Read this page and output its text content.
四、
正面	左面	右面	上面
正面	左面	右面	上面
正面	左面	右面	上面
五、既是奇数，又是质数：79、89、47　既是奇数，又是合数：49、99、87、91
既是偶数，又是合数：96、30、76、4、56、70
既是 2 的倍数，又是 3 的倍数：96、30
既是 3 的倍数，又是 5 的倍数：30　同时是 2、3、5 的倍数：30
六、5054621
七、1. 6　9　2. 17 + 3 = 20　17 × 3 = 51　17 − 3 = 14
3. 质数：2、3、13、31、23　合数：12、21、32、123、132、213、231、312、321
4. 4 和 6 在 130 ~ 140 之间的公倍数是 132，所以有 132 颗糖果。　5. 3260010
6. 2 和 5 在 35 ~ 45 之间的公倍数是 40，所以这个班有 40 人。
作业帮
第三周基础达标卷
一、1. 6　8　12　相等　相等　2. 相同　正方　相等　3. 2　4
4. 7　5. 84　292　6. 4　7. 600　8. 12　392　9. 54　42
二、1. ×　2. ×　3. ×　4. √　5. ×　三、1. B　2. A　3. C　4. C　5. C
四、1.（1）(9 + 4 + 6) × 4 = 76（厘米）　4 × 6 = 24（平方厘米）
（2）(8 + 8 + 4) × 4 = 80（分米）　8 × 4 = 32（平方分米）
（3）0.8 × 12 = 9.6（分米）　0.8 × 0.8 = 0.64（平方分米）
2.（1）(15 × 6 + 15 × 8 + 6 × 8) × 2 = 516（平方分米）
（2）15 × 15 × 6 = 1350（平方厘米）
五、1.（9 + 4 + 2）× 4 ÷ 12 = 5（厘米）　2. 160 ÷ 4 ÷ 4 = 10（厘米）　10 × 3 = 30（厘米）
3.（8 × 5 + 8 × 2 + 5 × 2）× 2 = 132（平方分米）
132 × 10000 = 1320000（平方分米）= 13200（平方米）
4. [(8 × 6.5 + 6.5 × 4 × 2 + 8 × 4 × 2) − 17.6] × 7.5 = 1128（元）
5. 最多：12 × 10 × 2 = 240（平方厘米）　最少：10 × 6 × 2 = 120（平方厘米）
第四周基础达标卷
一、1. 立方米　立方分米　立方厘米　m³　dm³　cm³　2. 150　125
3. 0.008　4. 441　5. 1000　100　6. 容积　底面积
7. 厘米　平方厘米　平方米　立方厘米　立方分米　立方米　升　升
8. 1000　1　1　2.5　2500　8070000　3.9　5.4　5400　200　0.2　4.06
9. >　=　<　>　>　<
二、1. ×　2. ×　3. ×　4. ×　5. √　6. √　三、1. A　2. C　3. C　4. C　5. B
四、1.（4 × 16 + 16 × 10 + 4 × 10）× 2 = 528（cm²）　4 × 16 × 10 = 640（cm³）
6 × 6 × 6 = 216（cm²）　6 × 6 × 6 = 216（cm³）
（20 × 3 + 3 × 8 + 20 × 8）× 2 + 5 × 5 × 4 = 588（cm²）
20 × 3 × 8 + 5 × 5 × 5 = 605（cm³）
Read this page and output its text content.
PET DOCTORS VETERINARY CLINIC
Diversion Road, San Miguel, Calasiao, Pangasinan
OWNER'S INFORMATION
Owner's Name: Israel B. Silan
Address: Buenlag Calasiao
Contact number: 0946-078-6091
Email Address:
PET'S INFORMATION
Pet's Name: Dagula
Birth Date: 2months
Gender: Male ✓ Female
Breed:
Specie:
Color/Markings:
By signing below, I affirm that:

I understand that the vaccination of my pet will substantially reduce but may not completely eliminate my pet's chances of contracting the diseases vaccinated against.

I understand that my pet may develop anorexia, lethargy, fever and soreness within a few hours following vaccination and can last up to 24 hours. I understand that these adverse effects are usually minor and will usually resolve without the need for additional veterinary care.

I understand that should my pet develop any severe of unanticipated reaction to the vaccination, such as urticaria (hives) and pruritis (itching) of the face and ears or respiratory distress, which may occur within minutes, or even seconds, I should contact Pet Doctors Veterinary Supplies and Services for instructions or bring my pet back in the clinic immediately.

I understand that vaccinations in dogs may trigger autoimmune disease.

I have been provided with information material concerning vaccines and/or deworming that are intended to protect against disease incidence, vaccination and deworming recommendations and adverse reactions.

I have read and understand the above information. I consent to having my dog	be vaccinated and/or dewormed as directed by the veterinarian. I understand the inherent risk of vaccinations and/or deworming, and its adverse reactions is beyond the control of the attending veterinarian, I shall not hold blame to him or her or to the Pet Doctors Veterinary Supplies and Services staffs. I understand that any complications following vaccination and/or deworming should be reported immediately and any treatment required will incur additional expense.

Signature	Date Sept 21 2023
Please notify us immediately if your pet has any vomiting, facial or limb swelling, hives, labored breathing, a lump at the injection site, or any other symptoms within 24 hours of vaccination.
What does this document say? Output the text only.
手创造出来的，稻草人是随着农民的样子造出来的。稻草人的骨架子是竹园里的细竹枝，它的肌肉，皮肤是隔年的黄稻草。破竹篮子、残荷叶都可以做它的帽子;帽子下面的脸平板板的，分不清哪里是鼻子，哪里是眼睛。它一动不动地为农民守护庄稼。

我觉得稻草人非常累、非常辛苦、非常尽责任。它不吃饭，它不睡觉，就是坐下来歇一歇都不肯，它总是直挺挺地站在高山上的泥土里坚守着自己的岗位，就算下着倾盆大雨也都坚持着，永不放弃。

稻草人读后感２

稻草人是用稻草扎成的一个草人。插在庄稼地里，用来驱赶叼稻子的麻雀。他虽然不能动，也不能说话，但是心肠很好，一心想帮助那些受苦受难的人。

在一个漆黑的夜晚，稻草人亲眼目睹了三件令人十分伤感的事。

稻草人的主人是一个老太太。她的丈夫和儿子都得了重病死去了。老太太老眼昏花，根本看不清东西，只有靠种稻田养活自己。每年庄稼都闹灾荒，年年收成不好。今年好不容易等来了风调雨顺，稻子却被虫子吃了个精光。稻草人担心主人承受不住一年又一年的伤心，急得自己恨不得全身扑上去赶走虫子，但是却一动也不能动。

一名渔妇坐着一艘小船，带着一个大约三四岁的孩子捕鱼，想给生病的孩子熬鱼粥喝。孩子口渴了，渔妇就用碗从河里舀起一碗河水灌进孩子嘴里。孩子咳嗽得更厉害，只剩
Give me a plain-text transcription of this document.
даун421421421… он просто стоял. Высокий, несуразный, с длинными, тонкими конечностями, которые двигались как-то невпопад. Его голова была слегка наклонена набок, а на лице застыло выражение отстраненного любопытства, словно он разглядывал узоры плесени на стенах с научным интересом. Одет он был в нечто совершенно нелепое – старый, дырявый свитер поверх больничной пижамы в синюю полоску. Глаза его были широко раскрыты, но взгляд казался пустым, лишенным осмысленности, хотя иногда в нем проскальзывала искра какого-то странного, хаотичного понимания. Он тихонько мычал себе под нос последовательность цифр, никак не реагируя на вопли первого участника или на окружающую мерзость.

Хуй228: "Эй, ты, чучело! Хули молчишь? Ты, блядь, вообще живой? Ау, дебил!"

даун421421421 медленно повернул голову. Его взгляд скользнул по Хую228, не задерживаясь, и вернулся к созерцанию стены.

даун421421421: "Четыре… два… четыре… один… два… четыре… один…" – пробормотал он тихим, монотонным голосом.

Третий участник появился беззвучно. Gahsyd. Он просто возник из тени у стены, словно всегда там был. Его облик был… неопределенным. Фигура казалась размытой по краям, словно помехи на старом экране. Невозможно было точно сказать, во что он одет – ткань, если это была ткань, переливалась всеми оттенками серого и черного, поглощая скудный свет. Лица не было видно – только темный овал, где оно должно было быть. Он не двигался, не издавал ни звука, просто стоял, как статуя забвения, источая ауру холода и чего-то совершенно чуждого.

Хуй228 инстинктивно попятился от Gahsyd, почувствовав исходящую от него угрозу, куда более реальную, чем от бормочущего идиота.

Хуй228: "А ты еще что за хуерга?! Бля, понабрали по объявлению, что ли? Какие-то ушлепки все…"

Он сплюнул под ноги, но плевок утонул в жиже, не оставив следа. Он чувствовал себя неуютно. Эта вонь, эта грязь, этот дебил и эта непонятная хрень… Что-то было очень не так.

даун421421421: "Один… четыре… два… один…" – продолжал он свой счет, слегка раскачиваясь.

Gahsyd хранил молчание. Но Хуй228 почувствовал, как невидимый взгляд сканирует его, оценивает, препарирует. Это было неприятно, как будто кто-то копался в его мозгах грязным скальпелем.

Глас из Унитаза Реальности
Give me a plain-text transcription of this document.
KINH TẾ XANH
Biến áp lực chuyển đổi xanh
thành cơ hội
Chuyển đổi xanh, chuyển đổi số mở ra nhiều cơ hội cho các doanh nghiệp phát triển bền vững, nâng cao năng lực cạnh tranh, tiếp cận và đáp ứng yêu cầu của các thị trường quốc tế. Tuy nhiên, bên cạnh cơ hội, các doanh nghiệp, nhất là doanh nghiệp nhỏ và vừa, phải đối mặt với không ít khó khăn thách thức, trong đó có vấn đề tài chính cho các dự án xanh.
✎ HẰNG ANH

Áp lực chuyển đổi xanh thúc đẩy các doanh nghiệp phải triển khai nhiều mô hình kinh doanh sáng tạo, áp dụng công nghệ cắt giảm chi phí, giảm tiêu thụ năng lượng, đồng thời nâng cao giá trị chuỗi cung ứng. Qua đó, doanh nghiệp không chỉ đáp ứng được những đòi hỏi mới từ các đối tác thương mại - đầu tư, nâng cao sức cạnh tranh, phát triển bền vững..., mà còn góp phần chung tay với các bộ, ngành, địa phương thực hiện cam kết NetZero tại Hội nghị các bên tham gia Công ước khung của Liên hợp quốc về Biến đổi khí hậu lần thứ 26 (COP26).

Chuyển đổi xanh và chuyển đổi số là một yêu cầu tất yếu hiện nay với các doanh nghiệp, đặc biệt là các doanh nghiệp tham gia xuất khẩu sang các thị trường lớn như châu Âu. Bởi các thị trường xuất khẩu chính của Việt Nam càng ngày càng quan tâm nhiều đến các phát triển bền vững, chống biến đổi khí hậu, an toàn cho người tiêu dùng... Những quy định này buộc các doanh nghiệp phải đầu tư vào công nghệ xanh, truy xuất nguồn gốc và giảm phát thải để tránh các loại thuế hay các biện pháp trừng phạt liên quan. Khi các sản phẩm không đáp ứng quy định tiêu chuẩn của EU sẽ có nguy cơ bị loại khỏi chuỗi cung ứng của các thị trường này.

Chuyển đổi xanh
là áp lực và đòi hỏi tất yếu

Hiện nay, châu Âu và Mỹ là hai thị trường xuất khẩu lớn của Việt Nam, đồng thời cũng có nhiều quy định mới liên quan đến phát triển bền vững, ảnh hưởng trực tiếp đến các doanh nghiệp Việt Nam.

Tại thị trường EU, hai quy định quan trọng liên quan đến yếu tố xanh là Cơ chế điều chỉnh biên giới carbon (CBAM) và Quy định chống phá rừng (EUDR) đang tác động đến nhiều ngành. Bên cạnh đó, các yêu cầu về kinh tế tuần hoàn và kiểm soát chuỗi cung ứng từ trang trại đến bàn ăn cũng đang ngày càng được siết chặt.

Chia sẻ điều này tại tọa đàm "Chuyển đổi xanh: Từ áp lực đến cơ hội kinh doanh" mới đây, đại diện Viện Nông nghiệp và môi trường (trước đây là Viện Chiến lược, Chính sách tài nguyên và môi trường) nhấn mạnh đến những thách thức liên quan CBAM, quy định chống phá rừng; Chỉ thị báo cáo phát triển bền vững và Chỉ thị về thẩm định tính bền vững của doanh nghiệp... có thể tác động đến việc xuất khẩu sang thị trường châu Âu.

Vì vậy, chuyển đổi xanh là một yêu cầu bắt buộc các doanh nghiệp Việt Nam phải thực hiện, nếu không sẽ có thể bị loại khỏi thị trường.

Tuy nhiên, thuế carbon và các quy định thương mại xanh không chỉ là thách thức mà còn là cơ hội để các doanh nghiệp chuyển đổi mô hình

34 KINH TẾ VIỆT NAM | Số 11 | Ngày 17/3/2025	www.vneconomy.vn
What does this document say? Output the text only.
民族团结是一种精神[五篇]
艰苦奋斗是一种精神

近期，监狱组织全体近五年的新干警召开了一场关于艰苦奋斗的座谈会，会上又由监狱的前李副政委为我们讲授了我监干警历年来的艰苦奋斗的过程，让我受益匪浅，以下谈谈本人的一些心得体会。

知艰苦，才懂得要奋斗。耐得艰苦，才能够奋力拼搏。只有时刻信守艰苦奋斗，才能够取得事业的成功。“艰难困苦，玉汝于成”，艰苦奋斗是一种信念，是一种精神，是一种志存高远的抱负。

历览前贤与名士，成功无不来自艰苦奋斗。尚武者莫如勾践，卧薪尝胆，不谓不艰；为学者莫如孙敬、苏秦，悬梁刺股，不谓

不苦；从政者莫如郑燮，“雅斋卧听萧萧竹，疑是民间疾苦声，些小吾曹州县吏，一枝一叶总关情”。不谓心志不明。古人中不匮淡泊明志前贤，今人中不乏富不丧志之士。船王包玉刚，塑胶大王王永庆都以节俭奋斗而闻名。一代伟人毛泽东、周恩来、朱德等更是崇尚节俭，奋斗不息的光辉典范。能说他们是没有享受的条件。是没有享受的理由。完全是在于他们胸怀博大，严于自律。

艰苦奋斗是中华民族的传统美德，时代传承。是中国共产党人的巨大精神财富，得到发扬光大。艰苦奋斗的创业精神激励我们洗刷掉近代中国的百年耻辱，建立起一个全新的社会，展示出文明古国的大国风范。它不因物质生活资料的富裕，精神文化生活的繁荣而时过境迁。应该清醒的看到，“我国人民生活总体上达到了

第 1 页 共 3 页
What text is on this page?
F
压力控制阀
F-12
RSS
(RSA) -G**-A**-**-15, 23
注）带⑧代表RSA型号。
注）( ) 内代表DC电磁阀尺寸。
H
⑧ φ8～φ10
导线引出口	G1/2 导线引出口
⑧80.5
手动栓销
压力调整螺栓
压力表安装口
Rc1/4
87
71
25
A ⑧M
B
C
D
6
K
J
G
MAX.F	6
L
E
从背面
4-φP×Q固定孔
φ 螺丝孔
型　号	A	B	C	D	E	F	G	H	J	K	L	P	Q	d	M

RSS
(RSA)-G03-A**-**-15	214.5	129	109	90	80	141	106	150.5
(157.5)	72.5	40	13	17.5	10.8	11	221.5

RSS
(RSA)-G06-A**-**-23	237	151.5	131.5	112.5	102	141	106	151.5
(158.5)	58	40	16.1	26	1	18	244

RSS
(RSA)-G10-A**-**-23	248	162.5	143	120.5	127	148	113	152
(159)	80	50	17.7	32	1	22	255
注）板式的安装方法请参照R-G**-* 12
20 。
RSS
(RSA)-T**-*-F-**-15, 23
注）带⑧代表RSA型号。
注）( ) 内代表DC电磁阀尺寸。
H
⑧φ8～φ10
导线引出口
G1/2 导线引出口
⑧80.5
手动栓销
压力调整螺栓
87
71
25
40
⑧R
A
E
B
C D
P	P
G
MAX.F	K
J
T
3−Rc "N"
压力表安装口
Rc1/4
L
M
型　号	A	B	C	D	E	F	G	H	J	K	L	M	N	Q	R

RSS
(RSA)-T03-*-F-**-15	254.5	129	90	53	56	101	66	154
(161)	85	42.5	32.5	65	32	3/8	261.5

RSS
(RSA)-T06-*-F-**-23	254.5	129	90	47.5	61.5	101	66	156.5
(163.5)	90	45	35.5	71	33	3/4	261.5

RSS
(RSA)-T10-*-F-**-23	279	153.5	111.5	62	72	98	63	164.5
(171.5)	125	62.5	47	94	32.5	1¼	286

**What is asked**:
Report each line of the material above where the word "之间的公倍数是" appears.

**Result of the exercise**:
4. 4 和 6 在 130 ~ 140 之间的公倍数是 132，所以有 132 颗糖果。　5. 3260010
6. 2 和 5 在 35 ~ 45 之间的公倍数是 40，所以这个班有 40 人。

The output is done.